(Activity): Print each record exactly, with no word added or removed.

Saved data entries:
"""
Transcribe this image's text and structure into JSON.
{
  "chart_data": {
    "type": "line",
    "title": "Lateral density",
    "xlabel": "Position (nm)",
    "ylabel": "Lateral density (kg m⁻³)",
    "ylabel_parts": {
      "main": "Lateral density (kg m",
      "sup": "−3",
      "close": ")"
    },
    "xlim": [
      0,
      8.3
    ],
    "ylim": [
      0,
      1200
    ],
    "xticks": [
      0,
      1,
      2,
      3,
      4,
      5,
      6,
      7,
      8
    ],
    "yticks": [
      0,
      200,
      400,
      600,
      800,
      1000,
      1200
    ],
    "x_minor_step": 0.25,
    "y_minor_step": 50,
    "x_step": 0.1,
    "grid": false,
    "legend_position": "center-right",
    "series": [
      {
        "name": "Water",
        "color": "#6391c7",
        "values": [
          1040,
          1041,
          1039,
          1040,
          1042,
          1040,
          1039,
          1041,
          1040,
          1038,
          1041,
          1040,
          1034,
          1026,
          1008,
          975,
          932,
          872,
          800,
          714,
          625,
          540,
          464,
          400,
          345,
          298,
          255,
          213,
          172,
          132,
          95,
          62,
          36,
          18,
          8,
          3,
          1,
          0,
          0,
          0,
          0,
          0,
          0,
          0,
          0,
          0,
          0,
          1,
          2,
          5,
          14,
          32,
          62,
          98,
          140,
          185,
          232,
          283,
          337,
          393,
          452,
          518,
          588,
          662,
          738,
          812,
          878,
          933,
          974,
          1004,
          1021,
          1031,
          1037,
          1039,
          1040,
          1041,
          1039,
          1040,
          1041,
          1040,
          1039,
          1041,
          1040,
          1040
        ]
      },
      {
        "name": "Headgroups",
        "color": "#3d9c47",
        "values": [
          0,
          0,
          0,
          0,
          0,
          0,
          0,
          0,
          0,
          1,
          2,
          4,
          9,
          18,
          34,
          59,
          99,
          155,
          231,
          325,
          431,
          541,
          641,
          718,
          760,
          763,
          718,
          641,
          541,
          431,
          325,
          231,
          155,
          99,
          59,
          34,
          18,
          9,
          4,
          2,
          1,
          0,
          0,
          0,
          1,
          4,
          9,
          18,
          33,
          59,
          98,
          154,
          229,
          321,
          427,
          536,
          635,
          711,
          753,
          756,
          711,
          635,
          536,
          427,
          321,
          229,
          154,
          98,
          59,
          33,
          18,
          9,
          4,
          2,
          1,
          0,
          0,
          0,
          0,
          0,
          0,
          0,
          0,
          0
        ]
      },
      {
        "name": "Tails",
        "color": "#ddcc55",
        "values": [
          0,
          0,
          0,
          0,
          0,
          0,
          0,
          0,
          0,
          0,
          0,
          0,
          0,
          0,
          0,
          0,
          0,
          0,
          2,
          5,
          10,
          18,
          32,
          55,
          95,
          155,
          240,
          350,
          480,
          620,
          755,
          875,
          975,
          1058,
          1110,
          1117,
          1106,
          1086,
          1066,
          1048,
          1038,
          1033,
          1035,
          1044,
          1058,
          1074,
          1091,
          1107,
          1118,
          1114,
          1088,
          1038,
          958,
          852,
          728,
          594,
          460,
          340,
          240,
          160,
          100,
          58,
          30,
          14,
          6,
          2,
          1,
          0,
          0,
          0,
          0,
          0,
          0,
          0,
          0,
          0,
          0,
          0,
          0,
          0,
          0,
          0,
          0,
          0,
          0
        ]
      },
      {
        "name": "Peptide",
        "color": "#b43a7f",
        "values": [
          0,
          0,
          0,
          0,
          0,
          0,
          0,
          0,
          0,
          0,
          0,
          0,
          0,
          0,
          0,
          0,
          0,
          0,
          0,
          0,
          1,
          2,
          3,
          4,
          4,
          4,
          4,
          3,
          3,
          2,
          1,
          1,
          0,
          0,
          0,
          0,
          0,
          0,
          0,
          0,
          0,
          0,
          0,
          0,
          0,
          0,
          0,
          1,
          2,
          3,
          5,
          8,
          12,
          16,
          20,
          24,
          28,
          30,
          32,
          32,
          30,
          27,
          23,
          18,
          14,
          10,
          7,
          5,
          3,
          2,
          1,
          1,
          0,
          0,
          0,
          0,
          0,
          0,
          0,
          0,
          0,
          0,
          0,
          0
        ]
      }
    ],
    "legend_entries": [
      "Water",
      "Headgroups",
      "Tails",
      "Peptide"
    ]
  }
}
"""
(Task result):
Transcribe this image's text and structure into JSON.
{
  "chart_data": {
    "type": "line",
    "title": "Lateral density",
    "xlabel": "Position (nm)",
    "ylabel": "Lateral density (kg m⁻³)",
    "ylabel_parts": {
      "main": "Lateral density (kg m",
      "sup": "−3",
      "close": ")"
    },
    "xlim": [
      0,
      8.3
    ],
    "ylim": [
      0,
      1200
    ],
    "xticks": [
      0,
      1,
      2,
      3,
      4,
      5,
      6,
      7,
      8
    ],
    "yticks": [
      0,
      200,
      400,
      600,
      800,
      1000,
      1200
    ],
    "x_minor_step": 0.25,
    "y_minor_step": 50,
    "x_step": 0.1,
    "grid": false,
    "legend_position": "center-right",
    "series": [
      {
        "name": "Water",
        "color": "#6391c7",
        "values": [
          1040,
          1041,
          1039,
          1040,
          1042,
          1040,
          1039,
          1041,
          1040,
          1038,
          1041,
          1040,
          1034,
          1026,
          1008,
          975,
          932,
          872,
          800,
          714,
          625,
          540,
          464,
          400,
          345,
          298,
          255,
          213,
          172,
          132,
          95,
          62,
          36,
          18,
          8,
          3,
          1,
          0,
          0,
          0,
          0,
          0,
          0,
          0,
          0,
          0,
          0,
          1,
          2,
          5,
          14,
          32,
          62,
          98,
          140,
          185,
          232,
          283,
          337,
          393,
          452,
          518,
          588,
          662,
          738,
          812,
          878,
          933,
          974,
          1004,
          1021,
          1031,
          1037,
          1039,
          1040,
          1041,
          1039,
          1040,
          1041,
          1040,
          1039,
          1041,
          1040,
          1040
        ]
      },
      {
        "name": "Headgroups",
        "color": "#3d9c47",
        "values": [
          0,
          0,
          0,
          0,
          0,
          0,
          0,
          0,
          0,
          1,
          2,
          4,
          9,
          18,
          34,
          59,
          99,
          155,
          231,
          325,
          431,
          541,
          641,
          718,
          760,
          763,
          718,
          641,
          541,
          431,
          325,
          231,
          155,
          99,
          59,
          34,
          18,
          9,
          4,
          2,
          1,
          0,
          0,
          0,
          1,
          4,
          9,
          18,
          33,
          59,
          98,
          154,
          229,
          321,
          427,
          536,
          635,
          711,
          753,
          756,
          711,
          635,
          536,
          427,
          321,
          229,
          154,
          98,
          59,
          33,
          18,
          9,
          4,
          2,
          1,
          0,
          0,
          0,
          0,
          0,
          0,
          0,
          0,
          0
        ]
      },
      {
        "name": "Tails",
        "color": "#ddcc55",
        "values": [
          0,
          0,
          0,
          0,
          0,
          0,
          0,
          0,
          0,
          0,
          0,
          0,
          0,
          0,
          0,
          0,
          0,
          0,
          2,
          5,
          10,
          18,
          32,
          55,
          95,
          155,
          240,
          350,
          480,
          620,
          755,
          875,
          975,
          1058,
          1110,
          1117,
          1106,
          1086,
          1066,
          1048,
          1038,
          1033,
          1035,
          1044,
          1058,
          1074,
          1091,
          1107,
          1118,
          1114,
          1088,
          1038,
          958,
          852,
          728,
          594,
          460,
          340,
          240,
          160,
          100,
          58,
          30,
          14,
          6,
          2,
          1,
          0,
          0,
          0,
          0,
          0,
          0,
          0,
          0,
          0,
          0,
          0,
          0,
          0,
          0,
          0,
          0,
          0,
          0
        ]
      },
      {
        "name": "Peptide",
        "color": "#b43a7f",
        "values": [
          0,
          0,
          0,
          0,
          0,
          0,
          0,
          0,
          0,
          0,
          0,
          0,
          0,
          0,
          0,
          0,
          0,
          0,
          0,
          0,
          1,
          2,
          3,
          4,
          4,
          4,
          4,
          3,
          3,
          2,
          1,
          1,
          0,
          0,
          0,
          0,
          0,
          0,
          0,
          0,
          0,
          0,
          0,
          0,
          0,
          0,
          0,
          1,
          2,
          3,
          5,
          8,
          12,
          16,
          20,
          24,
          28,
          30,
          32,
          32,
          30,
          27,
          23,
          18,
          14,
          10,
          7,
          5,
          3,
          2,
          1,
          1,
          0,
          0,
          0,
          0,
          0,
          0,
          0,
          0,
          0,
          0,
          0,
          0
        ]
      }
    ],
    "legend_entries": [
      "Water",
      "Headgroups",
      "Tails",
      "Peptide"
    ]
  }
}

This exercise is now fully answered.